**Stated task:**
Extract every line that contains the word "FractalNet".

**Raw data:**
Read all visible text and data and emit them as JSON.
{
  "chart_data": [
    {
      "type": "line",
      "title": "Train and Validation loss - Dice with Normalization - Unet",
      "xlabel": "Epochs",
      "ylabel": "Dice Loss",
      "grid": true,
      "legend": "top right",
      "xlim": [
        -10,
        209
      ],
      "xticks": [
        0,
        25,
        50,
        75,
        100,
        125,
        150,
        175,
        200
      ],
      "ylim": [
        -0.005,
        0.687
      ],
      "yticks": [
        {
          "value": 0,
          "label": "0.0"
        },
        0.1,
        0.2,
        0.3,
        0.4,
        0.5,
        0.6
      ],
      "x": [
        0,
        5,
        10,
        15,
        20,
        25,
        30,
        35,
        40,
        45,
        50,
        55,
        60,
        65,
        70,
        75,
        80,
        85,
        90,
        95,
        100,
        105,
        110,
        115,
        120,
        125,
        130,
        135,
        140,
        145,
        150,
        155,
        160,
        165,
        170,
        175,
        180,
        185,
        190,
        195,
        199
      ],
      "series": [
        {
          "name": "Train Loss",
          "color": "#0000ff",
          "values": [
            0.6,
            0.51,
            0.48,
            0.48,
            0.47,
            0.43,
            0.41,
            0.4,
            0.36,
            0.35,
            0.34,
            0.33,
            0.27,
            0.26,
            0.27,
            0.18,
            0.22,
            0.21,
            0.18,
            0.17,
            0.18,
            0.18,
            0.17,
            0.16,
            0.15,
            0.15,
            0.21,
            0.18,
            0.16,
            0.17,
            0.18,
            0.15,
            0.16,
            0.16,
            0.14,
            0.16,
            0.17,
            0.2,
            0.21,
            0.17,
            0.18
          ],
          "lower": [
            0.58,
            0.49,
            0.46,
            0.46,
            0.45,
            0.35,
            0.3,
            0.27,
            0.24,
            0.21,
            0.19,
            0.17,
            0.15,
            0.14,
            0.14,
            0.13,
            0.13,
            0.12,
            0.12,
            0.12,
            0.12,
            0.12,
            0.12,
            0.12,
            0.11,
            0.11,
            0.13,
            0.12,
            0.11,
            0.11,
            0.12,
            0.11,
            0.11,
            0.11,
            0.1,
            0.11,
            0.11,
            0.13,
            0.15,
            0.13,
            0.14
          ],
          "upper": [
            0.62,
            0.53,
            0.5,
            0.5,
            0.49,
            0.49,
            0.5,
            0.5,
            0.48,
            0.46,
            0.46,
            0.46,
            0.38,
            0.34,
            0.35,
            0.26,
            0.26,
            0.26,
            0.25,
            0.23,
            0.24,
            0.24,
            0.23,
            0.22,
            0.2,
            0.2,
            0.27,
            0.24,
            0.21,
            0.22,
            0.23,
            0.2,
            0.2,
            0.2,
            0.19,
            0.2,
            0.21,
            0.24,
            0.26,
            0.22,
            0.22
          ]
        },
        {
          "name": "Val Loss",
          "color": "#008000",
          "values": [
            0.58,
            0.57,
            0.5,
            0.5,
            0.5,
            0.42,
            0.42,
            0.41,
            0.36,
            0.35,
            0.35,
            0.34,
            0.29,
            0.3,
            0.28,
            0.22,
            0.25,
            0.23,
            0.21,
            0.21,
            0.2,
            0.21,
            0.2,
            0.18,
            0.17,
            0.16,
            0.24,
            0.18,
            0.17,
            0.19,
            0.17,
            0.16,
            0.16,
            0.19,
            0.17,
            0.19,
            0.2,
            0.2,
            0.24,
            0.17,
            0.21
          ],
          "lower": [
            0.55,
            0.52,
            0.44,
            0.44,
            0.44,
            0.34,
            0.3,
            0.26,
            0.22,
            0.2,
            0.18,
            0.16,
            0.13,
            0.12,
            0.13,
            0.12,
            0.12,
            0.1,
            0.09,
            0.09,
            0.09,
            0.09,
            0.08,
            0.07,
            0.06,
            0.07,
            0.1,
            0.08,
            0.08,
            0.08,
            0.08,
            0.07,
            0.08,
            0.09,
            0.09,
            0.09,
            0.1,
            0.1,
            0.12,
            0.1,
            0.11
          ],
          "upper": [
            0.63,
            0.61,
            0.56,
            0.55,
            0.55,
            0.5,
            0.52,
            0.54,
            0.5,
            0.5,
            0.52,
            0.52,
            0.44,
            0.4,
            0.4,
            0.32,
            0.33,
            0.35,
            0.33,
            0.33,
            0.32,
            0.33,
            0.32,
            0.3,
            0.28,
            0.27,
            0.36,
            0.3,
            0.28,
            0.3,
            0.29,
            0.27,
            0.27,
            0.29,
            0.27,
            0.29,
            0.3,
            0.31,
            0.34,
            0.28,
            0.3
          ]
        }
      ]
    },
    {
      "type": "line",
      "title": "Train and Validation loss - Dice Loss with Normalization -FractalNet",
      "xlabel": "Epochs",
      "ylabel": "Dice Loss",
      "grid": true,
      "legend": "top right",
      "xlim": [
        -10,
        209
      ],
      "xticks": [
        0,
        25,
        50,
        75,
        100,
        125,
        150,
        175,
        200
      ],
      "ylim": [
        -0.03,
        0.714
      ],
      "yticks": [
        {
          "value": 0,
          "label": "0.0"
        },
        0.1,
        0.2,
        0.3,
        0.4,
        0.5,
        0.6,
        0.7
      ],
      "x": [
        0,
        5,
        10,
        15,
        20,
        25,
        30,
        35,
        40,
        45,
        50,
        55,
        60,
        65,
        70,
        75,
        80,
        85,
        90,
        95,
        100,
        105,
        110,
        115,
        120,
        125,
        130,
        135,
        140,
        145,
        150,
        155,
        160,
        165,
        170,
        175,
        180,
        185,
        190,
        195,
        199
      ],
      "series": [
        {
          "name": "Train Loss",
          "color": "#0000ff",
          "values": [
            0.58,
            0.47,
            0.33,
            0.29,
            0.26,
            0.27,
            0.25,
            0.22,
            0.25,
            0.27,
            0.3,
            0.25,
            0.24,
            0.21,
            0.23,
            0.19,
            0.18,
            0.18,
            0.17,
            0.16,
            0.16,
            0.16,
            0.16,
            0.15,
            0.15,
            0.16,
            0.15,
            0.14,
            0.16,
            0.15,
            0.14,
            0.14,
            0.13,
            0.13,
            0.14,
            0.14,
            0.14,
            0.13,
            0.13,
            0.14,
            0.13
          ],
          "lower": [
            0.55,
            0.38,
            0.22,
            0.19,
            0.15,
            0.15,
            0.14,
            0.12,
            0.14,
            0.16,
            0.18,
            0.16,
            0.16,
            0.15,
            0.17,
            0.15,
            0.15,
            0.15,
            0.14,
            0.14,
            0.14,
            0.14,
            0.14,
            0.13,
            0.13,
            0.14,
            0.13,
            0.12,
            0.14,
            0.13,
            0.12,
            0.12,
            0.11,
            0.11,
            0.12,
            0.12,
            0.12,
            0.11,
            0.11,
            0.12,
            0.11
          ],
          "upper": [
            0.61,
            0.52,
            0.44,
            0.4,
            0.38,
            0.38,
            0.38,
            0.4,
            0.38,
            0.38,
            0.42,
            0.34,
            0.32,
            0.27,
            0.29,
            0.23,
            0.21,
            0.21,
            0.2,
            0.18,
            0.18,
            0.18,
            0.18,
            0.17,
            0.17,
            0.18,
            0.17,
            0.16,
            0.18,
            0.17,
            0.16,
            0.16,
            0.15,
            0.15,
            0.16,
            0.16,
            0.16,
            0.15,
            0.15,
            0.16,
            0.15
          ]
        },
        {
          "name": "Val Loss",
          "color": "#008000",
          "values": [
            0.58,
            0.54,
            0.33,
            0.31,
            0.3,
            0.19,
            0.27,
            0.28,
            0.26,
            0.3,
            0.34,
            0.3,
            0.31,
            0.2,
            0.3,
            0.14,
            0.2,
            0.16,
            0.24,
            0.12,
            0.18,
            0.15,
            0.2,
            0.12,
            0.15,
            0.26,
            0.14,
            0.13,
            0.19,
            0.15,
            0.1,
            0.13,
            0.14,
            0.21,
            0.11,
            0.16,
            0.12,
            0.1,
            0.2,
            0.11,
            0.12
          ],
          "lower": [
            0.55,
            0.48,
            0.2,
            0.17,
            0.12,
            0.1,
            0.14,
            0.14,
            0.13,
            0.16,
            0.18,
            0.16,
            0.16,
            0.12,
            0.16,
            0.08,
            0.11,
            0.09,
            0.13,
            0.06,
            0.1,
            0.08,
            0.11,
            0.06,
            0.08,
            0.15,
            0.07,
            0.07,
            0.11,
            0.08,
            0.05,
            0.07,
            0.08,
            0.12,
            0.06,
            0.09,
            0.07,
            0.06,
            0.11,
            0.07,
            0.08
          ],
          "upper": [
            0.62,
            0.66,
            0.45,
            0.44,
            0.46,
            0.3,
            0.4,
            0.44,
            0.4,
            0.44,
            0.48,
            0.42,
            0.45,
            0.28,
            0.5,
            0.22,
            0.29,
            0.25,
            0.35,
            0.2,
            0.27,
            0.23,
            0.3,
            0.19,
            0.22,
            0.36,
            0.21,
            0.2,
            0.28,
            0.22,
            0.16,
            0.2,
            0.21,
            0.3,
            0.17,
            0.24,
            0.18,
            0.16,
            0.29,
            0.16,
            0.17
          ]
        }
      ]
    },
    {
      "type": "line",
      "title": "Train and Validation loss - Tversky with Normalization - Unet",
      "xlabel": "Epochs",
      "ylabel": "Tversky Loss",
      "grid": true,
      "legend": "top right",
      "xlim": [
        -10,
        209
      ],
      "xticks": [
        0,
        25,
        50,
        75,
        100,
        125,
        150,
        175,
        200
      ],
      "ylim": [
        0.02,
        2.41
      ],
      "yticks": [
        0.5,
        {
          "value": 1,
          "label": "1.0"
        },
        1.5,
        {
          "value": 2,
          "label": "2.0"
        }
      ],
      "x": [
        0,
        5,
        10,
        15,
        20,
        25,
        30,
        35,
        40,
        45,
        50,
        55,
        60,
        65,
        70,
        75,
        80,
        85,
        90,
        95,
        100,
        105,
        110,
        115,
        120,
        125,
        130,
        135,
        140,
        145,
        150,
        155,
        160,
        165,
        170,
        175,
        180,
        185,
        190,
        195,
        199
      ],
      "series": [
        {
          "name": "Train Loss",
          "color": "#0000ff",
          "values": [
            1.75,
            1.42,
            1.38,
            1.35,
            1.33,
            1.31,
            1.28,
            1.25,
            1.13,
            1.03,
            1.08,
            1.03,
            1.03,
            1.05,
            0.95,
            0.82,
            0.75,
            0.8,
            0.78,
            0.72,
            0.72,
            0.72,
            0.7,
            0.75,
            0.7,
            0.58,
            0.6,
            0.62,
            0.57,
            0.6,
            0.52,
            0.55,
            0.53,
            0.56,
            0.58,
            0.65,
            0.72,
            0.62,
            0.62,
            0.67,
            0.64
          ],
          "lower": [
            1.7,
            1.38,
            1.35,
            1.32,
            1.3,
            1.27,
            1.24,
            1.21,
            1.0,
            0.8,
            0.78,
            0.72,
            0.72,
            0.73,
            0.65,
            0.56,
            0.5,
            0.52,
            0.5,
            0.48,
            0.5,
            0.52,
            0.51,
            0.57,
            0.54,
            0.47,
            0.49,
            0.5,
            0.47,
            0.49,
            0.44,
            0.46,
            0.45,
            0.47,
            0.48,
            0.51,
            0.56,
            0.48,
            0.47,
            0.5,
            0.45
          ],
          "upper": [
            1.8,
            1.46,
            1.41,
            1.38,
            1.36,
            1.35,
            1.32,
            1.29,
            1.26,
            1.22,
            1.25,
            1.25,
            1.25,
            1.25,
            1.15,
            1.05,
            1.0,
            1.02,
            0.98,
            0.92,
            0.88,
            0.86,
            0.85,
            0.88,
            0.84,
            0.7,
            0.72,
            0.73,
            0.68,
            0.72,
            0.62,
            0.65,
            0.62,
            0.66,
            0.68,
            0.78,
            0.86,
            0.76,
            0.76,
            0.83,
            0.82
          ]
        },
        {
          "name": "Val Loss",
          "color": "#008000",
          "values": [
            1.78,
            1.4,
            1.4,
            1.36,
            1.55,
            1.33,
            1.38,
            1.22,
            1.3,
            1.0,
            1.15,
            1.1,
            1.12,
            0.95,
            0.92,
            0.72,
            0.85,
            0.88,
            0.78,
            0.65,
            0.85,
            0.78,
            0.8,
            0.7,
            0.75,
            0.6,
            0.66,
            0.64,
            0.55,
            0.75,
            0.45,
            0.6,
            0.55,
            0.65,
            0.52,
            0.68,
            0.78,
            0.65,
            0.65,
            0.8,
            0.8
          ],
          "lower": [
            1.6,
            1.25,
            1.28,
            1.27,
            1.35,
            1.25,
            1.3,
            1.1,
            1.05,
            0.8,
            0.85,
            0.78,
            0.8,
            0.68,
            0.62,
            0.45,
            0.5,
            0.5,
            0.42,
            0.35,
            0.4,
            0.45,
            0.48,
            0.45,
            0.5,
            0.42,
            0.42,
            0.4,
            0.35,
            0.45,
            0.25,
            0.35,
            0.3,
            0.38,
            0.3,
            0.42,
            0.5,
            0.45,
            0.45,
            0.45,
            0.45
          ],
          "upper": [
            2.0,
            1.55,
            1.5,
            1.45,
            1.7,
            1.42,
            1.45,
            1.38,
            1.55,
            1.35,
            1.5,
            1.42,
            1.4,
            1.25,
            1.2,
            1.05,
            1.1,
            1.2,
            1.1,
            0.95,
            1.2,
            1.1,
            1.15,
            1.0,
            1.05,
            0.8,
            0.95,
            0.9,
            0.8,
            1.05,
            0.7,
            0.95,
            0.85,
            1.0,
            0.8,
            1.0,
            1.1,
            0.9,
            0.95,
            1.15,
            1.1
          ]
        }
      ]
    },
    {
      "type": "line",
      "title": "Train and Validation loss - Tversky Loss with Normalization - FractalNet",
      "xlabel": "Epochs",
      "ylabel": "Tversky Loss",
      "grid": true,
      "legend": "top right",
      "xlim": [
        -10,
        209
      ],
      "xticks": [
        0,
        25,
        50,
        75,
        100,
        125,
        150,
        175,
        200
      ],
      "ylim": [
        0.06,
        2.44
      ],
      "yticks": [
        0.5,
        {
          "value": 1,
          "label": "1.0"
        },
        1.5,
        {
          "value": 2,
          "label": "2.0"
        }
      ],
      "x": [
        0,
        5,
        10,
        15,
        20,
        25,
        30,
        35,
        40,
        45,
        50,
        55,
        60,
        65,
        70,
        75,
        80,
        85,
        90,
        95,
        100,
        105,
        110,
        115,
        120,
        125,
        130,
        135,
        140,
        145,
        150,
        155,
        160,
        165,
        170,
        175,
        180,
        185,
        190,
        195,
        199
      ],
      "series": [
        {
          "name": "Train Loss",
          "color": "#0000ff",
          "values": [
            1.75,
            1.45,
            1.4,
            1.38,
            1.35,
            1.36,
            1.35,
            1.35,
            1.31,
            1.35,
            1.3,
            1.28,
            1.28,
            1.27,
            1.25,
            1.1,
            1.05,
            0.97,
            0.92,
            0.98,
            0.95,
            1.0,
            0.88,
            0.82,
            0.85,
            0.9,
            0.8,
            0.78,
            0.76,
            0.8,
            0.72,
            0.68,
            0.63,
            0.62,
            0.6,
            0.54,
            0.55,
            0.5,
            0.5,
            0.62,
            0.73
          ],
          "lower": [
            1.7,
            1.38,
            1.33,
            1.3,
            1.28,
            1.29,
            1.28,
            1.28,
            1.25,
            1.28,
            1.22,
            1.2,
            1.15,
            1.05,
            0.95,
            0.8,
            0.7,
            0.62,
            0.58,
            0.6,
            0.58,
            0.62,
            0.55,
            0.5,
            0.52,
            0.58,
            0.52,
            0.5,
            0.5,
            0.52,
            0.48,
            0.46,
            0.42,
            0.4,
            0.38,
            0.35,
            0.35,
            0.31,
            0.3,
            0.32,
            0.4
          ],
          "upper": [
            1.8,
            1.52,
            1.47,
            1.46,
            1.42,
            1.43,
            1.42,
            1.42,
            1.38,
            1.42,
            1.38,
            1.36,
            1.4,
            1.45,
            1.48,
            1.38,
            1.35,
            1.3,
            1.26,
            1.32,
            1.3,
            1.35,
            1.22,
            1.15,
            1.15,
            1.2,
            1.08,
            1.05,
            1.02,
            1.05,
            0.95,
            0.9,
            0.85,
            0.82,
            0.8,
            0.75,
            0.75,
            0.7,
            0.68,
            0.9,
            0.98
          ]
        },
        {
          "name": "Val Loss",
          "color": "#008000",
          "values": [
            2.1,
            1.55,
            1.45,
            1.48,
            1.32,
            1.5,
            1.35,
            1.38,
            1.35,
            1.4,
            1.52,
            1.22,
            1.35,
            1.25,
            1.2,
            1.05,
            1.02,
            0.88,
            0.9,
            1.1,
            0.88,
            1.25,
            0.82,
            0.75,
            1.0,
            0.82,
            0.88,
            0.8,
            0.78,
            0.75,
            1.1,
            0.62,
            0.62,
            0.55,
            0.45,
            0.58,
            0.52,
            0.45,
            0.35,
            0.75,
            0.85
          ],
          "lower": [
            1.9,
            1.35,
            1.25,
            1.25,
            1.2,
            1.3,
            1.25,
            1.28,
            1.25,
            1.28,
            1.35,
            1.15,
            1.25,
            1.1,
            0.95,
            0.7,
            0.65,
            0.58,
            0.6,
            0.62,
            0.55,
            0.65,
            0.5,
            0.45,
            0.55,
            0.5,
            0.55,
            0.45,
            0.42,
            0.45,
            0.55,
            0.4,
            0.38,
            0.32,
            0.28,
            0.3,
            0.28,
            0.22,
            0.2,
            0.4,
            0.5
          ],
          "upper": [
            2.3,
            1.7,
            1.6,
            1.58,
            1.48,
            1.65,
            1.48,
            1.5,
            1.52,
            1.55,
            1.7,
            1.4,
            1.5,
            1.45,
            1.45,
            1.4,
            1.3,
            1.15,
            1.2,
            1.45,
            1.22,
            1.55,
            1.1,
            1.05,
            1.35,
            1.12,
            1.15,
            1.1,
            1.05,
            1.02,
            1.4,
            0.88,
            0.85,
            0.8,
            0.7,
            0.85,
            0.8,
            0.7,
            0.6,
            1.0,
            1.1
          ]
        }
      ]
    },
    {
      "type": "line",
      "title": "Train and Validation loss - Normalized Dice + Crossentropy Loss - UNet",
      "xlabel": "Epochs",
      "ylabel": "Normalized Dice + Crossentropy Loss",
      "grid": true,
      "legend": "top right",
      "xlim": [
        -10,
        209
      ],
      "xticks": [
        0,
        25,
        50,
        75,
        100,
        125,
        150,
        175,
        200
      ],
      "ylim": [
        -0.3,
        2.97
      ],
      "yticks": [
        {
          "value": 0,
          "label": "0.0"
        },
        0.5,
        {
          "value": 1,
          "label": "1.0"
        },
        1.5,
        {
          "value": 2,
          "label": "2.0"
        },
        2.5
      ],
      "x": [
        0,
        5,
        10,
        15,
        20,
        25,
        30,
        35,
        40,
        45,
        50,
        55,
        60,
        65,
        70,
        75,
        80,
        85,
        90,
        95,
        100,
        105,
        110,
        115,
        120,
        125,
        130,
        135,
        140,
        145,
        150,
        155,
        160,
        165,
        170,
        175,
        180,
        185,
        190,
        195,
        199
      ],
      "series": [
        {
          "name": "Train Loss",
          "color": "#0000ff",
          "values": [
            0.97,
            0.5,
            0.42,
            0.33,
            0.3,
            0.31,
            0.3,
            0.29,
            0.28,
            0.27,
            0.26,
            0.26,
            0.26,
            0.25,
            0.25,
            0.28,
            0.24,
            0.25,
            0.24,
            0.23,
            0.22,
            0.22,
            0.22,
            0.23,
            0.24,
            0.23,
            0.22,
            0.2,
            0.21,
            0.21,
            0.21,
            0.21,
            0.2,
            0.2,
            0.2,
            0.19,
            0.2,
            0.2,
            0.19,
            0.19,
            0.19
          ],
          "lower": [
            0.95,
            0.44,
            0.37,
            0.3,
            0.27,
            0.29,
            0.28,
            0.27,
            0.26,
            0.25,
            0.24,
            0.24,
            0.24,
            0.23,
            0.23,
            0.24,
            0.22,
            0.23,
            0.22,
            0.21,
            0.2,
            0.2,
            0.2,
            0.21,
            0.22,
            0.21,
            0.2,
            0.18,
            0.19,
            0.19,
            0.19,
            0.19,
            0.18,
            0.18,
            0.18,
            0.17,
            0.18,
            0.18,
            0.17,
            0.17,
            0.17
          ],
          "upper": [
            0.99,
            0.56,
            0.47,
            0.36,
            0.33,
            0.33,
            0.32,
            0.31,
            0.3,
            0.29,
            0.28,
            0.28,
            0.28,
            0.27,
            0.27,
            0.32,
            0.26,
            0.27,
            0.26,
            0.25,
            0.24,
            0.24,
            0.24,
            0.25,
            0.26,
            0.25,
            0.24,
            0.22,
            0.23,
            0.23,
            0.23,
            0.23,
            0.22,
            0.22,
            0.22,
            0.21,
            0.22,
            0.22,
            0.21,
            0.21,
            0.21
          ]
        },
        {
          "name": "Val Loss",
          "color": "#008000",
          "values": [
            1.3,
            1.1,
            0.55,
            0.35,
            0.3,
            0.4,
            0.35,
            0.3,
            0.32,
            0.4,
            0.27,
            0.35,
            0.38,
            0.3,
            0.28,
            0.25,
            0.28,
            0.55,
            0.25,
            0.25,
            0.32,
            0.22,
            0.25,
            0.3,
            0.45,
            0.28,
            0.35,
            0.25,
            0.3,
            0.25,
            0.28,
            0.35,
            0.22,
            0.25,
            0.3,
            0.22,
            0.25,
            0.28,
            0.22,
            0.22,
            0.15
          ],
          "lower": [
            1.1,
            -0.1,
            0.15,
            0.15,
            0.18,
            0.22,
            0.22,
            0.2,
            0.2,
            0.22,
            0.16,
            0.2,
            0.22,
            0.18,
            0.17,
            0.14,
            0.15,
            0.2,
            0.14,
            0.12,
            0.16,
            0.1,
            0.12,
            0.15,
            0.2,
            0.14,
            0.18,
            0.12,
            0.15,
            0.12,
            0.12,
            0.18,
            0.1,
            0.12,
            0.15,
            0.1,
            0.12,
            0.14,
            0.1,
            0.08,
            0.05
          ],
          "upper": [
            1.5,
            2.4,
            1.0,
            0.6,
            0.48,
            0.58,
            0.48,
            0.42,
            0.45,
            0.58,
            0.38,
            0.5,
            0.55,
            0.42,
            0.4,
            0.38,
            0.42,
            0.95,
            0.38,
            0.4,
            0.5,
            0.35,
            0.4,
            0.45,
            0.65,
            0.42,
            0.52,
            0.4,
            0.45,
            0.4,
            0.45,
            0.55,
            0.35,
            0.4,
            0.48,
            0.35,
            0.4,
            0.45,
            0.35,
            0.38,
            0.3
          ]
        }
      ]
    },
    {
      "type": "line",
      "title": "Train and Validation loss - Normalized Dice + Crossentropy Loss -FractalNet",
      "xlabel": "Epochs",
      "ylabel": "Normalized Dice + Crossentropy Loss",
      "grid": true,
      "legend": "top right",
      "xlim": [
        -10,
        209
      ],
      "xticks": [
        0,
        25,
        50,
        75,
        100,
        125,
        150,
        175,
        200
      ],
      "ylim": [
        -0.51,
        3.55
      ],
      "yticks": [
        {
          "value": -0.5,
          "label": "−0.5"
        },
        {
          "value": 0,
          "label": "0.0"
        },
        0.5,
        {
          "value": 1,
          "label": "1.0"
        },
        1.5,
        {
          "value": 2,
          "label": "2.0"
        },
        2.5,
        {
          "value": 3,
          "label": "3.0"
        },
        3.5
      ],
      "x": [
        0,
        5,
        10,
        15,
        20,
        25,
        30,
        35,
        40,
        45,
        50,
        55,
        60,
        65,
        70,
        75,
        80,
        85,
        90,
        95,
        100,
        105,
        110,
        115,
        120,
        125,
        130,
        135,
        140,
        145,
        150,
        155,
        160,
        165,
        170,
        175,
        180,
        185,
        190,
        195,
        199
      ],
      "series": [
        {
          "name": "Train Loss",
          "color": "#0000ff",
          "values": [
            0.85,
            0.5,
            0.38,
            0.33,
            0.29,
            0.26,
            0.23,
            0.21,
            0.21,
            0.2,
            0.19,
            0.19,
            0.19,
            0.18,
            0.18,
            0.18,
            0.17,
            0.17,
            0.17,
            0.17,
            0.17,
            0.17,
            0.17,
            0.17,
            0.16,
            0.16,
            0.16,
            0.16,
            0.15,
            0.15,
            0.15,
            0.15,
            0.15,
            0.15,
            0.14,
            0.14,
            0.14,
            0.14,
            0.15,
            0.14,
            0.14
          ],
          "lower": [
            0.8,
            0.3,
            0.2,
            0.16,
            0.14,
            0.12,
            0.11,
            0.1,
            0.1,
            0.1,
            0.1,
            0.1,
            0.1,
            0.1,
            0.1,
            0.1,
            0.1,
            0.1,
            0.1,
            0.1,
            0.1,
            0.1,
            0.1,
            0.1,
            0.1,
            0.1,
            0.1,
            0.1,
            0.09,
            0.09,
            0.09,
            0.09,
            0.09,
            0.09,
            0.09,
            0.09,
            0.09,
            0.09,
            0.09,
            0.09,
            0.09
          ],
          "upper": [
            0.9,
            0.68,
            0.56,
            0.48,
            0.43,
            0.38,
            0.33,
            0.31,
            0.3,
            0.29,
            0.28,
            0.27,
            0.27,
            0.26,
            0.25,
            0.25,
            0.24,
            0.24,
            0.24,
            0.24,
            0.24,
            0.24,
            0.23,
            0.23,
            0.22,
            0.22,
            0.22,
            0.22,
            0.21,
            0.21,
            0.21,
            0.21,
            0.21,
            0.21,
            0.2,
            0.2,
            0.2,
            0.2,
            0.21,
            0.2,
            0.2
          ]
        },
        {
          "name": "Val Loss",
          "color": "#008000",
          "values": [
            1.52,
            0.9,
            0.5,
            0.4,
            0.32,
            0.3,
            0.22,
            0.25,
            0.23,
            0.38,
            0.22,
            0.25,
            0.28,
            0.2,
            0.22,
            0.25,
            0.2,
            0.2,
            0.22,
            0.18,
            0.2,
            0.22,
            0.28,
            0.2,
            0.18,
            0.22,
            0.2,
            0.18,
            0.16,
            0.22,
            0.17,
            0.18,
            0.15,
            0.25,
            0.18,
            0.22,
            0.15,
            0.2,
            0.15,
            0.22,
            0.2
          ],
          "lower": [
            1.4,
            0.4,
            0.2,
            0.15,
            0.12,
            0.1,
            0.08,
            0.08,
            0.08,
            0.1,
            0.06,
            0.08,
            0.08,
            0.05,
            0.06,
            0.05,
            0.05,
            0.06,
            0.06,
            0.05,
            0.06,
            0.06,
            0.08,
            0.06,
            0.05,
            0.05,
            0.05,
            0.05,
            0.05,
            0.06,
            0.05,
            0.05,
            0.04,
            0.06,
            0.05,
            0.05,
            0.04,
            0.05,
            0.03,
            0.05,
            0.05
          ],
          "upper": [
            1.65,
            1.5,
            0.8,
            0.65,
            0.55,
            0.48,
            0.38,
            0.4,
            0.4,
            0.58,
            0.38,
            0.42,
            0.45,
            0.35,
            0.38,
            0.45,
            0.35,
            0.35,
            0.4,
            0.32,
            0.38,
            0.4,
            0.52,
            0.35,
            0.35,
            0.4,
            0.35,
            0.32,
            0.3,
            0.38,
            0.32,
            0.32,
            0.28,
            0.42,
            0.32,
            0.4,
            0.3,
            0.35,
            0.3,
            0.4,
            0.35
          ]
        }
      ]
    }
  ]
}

**Complete response:**
      "title": "Train and Validation loss - Dice Loss with Normalization -FractalNet",
      "title": "Train and Validation loss - Tversky Loss with Normalization - FractalNet",
      "title": "Train and Validation loss - Normalized Dice + Crossentropy Loss -FractalNet",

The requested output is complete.